EXERCISE DIRECTIONS =
Exactly as written, retype the listing below, omitting the pictures.

(Collected data)
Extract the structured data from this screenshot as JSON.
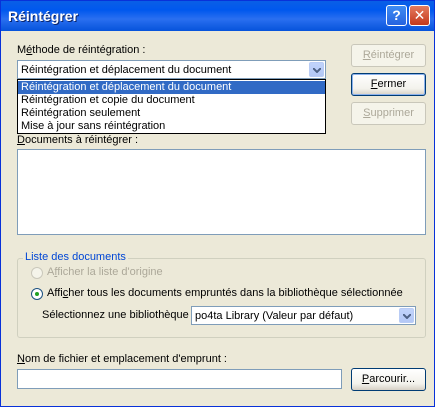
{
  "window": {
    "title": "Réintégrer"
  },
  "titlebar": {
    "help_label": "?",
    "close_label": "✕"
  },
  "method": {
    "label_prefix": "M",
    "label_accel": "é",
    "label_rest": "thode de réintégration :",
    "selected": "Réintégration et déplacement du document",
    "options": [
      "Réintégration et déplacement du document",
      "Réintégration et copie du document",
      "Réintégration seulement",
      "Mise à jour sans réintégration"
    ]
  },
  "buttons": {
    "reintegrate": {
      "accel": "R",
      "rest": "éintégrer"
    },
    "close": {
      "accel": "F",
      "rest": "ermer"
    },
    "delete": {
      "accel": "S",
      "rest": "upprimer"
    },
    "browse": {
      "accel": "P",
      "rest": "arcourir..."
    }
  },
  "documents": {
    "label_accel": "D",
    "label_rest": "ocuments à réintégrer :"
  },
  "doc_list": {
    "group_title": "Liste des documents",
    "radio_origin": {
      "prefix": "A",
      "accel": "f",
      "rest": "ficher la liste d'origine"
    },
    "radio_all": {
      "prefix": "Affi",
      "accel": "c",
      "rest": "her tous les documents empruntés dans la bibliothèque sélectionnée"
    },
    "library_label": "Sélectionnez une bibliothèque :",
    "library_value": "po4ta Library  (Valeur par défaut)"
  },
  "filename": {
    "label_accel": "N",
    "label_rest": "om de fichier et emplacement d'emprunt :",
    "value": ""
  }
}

RESPONSE TO THIS EXERCISE =
Extract the structured data from this screenshot as JSON.
{
  "window": {
    "title": "Réintégrer"
  },
  "titlebar": {
    "help_label": "?",
    "close_label": "✕"
  },
  "method": {
    "label_prefix": "M",
    "label_accel": "é",
    "label_rest": "thode de réintégration :",
    "selected": "Réintégration et déplacement du document",
    "options": [
      "Réintégration et déplacement du document",
      "Réintégration et copie du document",
      "Réintégration seulement",
      "Mise à jour sans réintégration"
    ]
  },
  "buttons": {
    "reintegrate": {
      "accel": "R",
      "rest": "éintégrer"
    },
    "close": {
      "accel": "F",
      "rest": "ermer"
    },
    "delete": {
      "accel": "S",
      "rest": "upprimer"
    },
    "browse": {
      "accel": "P",
      "rest": "arcourir..."
    }
  },
  "documents": {
    "label_accel": "D",
    "label_rest": "ocuments à réintégrer :"
  },
  "doc_list": {
    "group_title": "Liste des documents",
    "radio_origin": {
      "prefix": "A",
      "accel": "f",
      "rest": "ficher la liste d'origine"
    },
    "radio_all": {
      "prefix": "Affi",
      "accel": "c",
      "rest": "her tous les documents empruntés dans la bibliothèque sélectionnée"
    },
    "library_label": "Sélectionnez une bibliothèque :",
    "library_value": "po4ta Library  (Valeur par défaut)"
  },
  "filename": {
    "label_accel": "N",
    "label_rest": "om de fichier et emplacement d'emprunt :",
    "value": ""
  }
}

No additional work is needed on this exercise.